====== DATASET

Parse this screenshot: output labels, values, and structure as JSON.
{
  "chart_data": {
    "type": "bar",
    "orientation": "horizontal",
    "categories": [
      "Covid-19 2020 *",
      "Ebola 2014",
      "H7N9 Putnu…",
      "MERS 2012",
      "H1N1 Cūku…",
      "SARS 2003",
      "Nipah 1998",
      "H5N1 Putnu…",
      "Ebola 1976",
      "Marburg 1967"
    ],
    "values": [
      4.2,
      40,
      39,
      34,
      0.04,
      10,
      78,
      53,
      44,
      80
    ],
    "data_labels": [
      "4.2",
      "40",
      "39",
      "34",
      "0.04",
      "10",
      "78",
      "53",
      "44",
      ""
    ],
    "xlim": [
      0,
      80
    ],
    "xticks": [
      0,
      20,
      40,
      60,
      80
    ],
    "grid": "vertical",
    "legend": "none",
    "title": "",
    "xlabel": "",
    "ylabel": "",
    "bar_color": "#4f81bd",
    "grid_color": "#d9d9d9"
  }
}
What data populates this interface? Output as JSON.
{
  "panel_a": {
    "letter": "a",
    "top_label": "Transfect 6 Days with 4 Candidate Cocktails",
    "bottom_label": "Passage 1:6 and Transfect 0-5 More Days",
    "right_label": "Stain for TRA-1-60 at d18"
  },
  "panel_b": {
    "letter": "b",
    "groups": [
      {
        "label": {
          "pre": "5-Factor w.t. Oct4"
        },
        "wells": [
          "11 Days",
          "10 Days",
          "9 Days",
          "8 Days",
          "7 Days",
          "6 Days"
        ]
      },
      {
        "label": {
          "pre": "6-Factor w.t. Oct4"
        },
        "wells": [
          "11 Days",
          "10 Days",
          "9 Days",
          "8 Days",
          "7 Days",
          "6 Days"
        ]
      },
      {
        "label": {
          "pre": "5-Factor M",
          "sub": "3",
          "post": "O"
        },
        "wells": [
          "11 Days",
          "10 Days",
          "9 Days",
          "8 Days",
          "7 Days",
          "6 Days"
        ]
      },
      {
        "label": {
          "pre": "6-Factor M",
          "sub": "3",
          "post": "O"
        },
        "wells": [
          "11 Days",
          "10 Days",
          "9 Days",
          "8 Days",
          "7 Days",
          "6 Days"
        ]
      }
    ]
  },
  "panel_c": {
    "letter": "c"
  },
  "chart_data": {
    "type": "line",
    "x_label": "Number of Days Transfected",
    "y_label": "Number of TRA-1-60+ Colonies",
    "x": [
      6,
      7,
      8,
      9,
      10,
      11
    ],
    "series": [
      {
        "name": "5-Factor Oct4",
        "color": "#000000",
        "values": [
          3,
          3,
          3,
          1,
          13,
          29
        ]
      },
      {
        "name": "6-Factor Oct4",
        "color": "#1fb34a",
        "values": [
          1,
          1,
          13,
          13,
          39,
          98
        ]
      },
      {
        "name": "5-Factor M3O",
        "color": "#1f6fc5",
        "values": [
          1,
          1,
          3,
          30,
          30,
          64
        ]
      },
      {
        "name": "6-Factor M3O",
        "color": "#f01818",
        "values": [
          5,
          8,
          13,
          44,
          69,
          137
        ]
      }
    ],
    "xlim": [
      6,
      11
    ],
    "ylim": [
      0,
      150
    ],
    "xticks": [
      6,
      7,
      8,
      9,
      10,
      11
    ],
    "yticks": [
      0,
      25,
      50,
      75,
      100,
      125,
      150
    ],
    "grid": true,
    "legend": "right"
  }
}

============

Using the data above, return each line exactly as written.

Parse this screenshot: output labels, values, and structure as JSON.
{
  "chart_data": {
    "type": "bar",
    "orientation": "horizontal",
    "categories": [
      "Covid-19 2020 *",
      "Ebola 2014",
      "H7N9 Putnu…",
      "MERS 2012",
      "H1N1 Cūku…",
      "SARS 2003",
      "Nipah 1998",
      "H5N1 Putnu…",
      "Ebola 1976",
      "Marburg 1967"
    ],
    "values": [
      4.2,
      40,
      39,
      34,
      0.04,
      10,
      78,
      53,
      44,
      80
    ],
    "data_labels": [
      "4.2",
      "40",
      "39",
      "34",
      "0.04",
      "10",
      "78",
      "53",
      "44",
      ""
    ],
    "xlim": [
      0,
      80
    ],
    "xticks": [
      0,
      20,
      40,
      60,
      80
    ],
    "grid": "vertical",
    "legend": "none",
    "title": "",
    "xlabel": "",
    "ylabel": "",
    "bar_color": "#4f81bd",
    "grid_color": "#d9d9d9"
  }
}
What data populates this interface? Output as JSON.
{
  "panel_a": {
    "letter": "a",
    "top_label": "Transfect 6 Days with 4 Candidate Cocktails",
    "bottom_label": "Passage 1:6 and Transfect 0-5 More Days",
    "right_label": "Stain for TRA-1-60 at d18"
  },
  "panel_b": {
    "letter": "b",
    "groups": [
      {
        "label": {
          "pre": "5-Factor w.t. Oct4"
        },
        "wells": [
          "11 Days",
          "10 Days",
          "9 Days",
          "8 Days",
          "7 Days",
          "6 Days"
        ]
      },
      {
        "label": {
          "pre": "6-Factor w.t. Oct4"
        },
        "wells": [
          "11 Days",
          "10 Days",
          "9 Days",
          "8 Days",
          "7 Days",
          "6 Days"
        ]
      },
      {
        "label": {
          "pre": "5-Factor M",
          "sub": "3",
          "post": "O"
        },
        "wells": [
          "11 Days",
          "10 Days",
          "9 Days",
          "8 Days",
          "7 Days",
          "6 Days"
        ]
      },
      {
        "label": {
          "pre": "6-Factor M",
          "sub": "3",
          "post": "O"
        },
        "wells": [
          "11 Days",
          "10 Days",
          "9 Days",
          "8 Days",
          "7 Days",
          "6 Days"
        ]
      }
    ]
  },
  "panel_c": {
    "letter": "c"
  },
  "chart_data": {
    "type": "line",
    "x_label": "Number of Days Transfected",
    "y_label": "Number of TRA-1-60+ Colonies",
    "x": [
      6,
      7,
      8,
      9,
      10,
      11
    ],
    "series": [
      {
        "name": "5-Factor Oct4",
        "color": "#000000",
        "values": [
          3,
          3,
          3,
          1,
          13,
          29
        ]
      },
      {
        "name": "6-Factor Oct4",
        "color": "#1fb34a",
        "values": [
          1,
          1,
          13,
          13,
          39,
          98
        ]
      },
      {
        "name": "5-Factor M3O",
        "color": "#1f6fc5",
        "values": [
          1,
          1,
          3,
          30,
          30,
          64
        ]
      },
      {
        "name": "6-Factor M3O",
        "color": "#f01818",
        "values": [
          5,
          8,
          13,
          44,
          69,
          137
        ]
      }
    ],
    "xlim": [
      6,
      11
    ],
    "ylim": [
      0,
      150
    ],
    "xticks": [
      6,
      7,
      8,
      9,
      10,
      11
    ],
    "yticks": [
      0,
      25,
      50,
      75,
      100,
      125,
      150
    ],
    "grid": true,
    "legend": "right"
  }
}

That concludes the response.